►

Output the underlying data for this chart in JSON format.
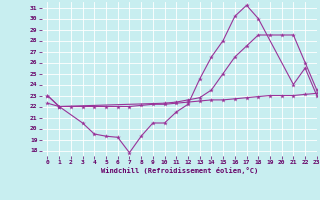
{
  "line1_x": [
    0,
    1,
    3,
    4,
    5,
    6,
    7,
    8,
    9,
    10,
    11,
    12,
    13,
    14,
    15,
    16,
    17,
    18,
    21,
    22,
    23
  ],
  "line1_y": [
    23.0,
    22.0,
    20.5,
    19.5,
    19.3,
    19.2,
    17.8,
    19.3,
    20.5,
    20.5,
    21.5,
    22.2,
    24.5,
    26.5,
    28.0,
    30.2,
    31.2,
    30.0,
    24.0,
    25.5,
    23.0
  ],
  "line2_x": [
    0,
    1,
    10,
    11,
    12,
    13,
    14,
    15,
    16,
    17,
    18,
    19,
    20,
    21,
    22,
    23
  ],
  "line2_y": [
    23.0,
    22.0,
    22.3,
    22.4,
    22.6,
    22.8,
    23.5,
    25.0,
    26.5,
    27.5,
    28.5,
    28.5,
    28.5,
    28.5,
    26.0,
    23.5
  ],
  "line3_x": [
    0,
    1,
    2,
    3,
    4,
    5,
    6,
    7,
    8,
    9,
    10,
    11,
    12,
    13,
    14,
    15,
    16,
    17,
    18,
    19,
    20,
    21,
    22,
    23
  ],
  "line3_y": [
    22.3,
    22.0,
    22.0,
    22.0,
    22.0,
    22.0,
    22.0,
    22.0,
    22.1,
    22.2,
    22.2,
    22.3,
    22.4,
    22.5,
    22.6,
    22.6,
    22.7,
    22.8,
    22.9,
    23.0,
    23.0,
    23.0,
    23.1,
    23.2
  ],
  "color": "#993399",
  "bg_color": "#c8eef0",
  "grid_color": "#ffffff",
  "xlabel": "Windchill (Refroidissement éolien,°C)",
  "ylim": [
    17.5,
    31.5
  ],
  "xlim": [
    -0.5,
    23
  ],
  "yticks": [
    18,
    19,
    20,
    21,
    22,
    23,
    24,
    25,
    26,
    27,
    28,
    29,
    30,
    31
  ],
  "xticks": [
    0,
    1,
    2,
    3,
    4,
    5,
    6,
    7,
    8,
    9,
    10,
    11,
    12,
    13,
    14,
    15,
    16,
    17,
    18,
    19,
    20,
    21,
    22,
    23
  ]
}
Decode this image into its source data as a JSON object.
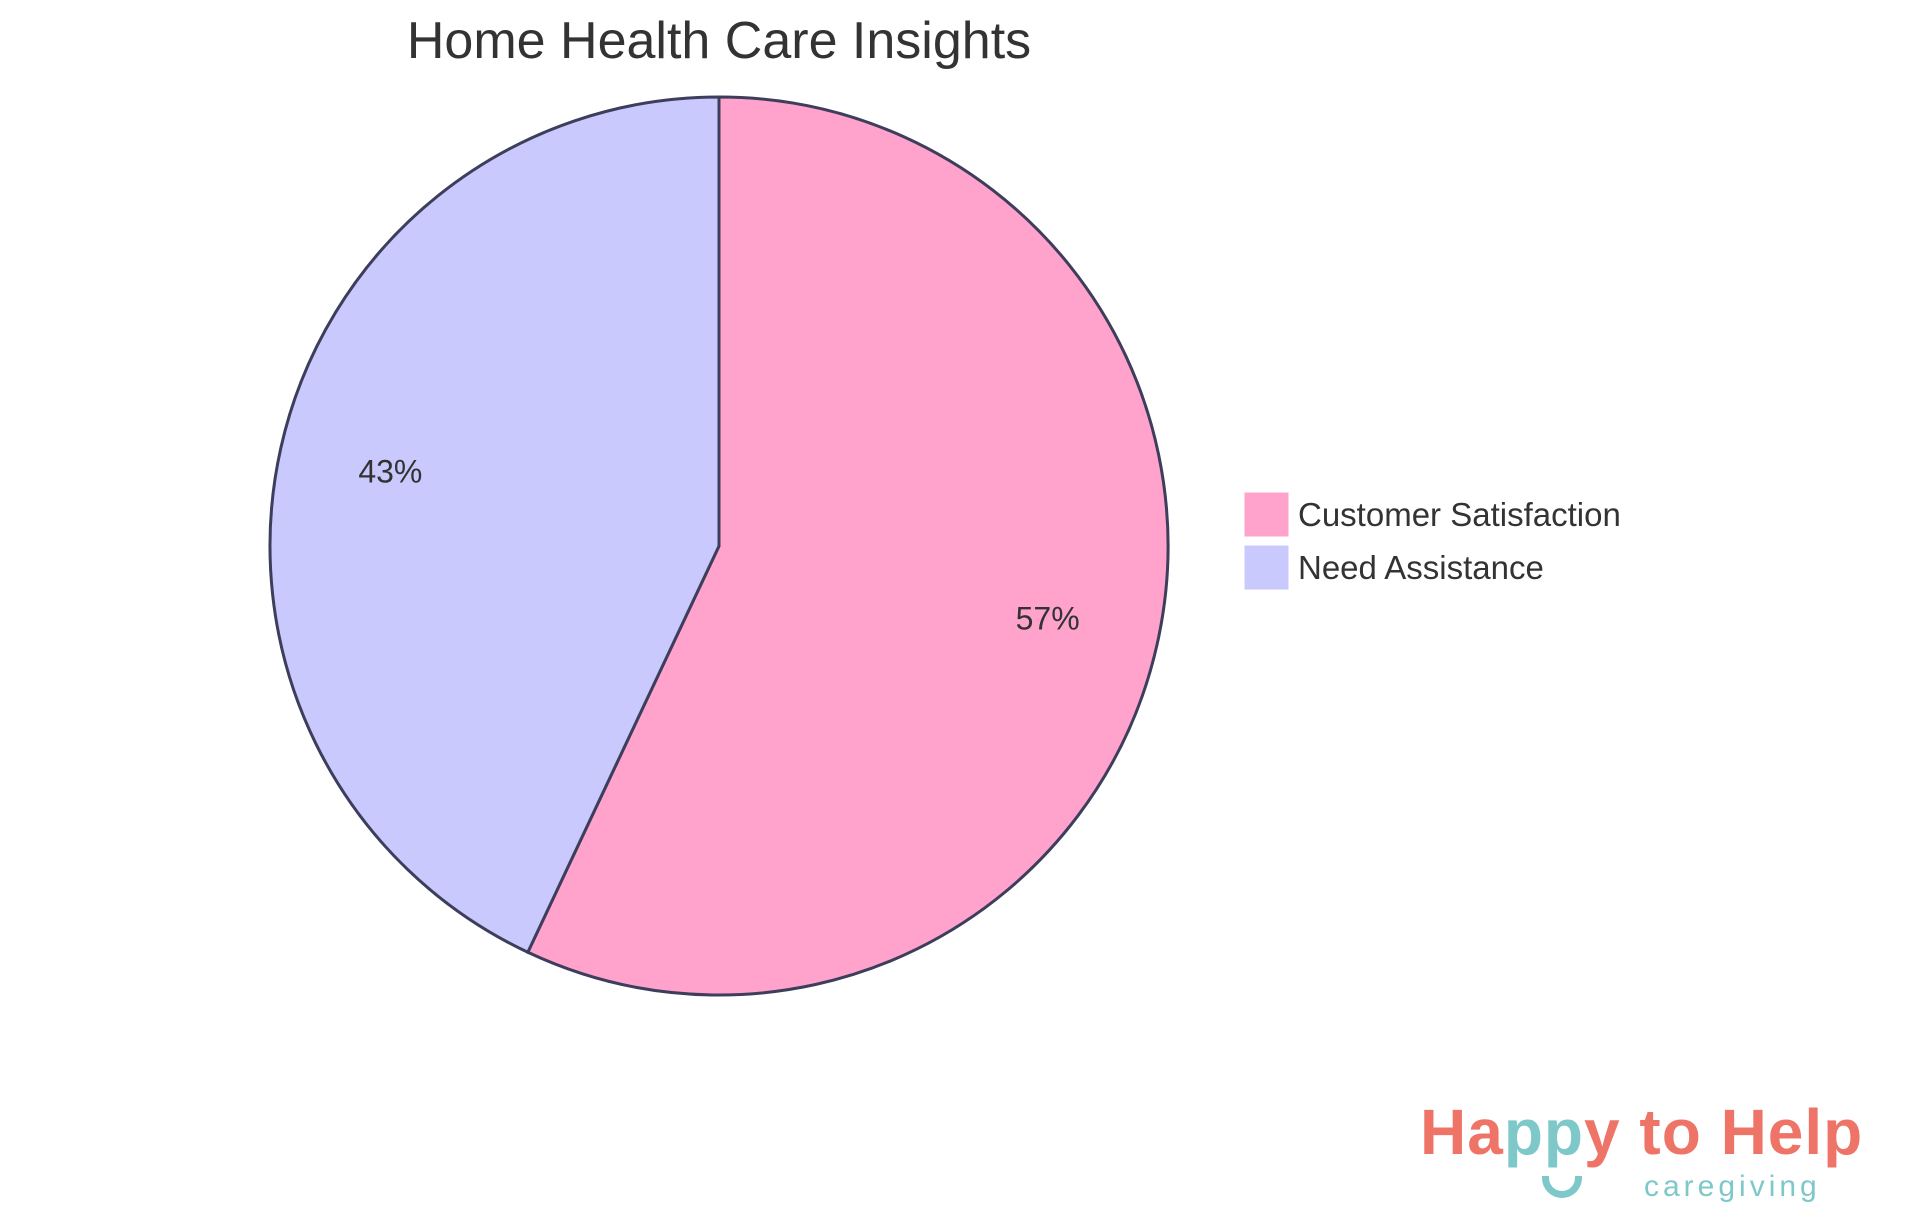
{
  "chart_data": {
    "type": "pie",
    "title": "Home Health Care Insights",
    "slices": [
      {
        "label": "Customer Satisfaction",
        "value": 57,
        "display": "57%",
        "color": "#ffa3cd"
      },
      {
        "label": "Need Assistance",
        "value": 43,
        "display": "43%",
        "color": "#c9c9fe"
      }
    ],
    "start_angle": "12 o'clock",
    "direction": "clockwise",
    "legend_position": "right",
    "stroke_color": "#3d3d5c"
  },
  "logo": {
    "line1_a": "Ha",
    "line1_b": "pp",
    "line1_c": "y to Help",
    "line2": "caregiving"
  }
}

◄

Write out the listing above again, exactly, but with no pictures in the copy.

Output the underlying data for this chart in JSON format.
{
  "line1_x": [
    0,
    1,
    3,
    4,
    5,
    6,
    7,
    8,
    9,
    10,
    11,
    12,
    13,
    14,
    15,
    16,
    17,
    18,
    21,
    22,
    23
  ],
  "line1_y": [
    23.0,
    22.0,
    20.5,
    19.5,
    19.3,
    19.2,
    17.8,
    19.3,
    20.5,
    20.5,
    21.5,
    22.2,
    24.5,
    26.5,
    28.0,
    30.2,
    31.2,
    30.0,
    24.0,
    25.5,
    23.0
  ],
  "line2_x": [
    0,
    1,
    10,
    11,
    12,
    13,
    14,
    15,
    16,
    17,
    18,
    19,
    20,
    21,
    22,
    23
  ],
  "line2_y": [
    23.0,
    22.0,
    22.3,
    22.4,
    22.6,
    22.8,
    23.5,
    25.0,
    26.5,
    27.5,
    28.5,
    28.5,
    28.5,
    28.5,
    26.0,
    23.5
  ],
  "line3_x": [
    0,
    1,
    2,
    3,
    4,
    5,
    6,
    7,
    8,
    9,
    10,
    11,
    12,
    13,
    14,
    15,
    16,
    17,
    18,
    19,
    20,
    21,
    22,
    23
  ],
  "line3_y": [
    22.3,
    22.0,
    22.0,
    22.0,
    22.0,
    22.0,
    22.0,
    22.0,
    22.1,
    22.2,
    22.2,
    22.3,
    22.4,
    22.5,
    22.6,
    22.6,
    22.7,
    22.8,
    22.9,
    23.0,
    23.0,
    23.0,
    23.1,
    23.2
  ],
  "color": "#993399",
  "bg_color": "#c8eef0",
  "grid_color": "#ffffff",
  "xlabel": "Windchill (Refroidissement éolien,°C)",
  "ylim": [
    17.5,
    31.5
  ],
  "xlim": [
    -0.5,
    23
  ],
  "yticks": [
    18,
    19,
    20,
    21,
    22,
    23,
    24,
    25,
    26,
    27,
    28,
    29,
    30,
    31
  ],
  "xticks": [
    0,
    1,
    2,
    3,
    4,
    5,
    6,
    7,
    8,
    9,
    10,
    11,
    12,
    13,
    14,
    15,
    16,
    17,
    18,
    19,
    20,
    21,
    22,
    23
  ]
}
Decode this image into its source data as a JSON object.
{
  "chart_data": {
    "type": "pie",
    "title": "Home Health Care Insights",
    "slices": [
      {
        "label": "Customer Satisfaction",
        "value": 57,
        "display": "57%",
        "color": "#ffa3cd"
      },
      {
        "label": "Need Assistance",
        "value": 43,
        "display": "43%",
        "color": "#c9c9fe"
      }
    ],
    "start_angle": "12 o'clock",
    "direction": "clockwise",
    "legend_position": "right",
    "stroke_color": "#3d3d5c"
  },
  "logo": {
    "line1_a": "Ha",
    "line1_b": "pp",
    "line1_c": "y to Help",
    "line2": "caregiving"
  }
}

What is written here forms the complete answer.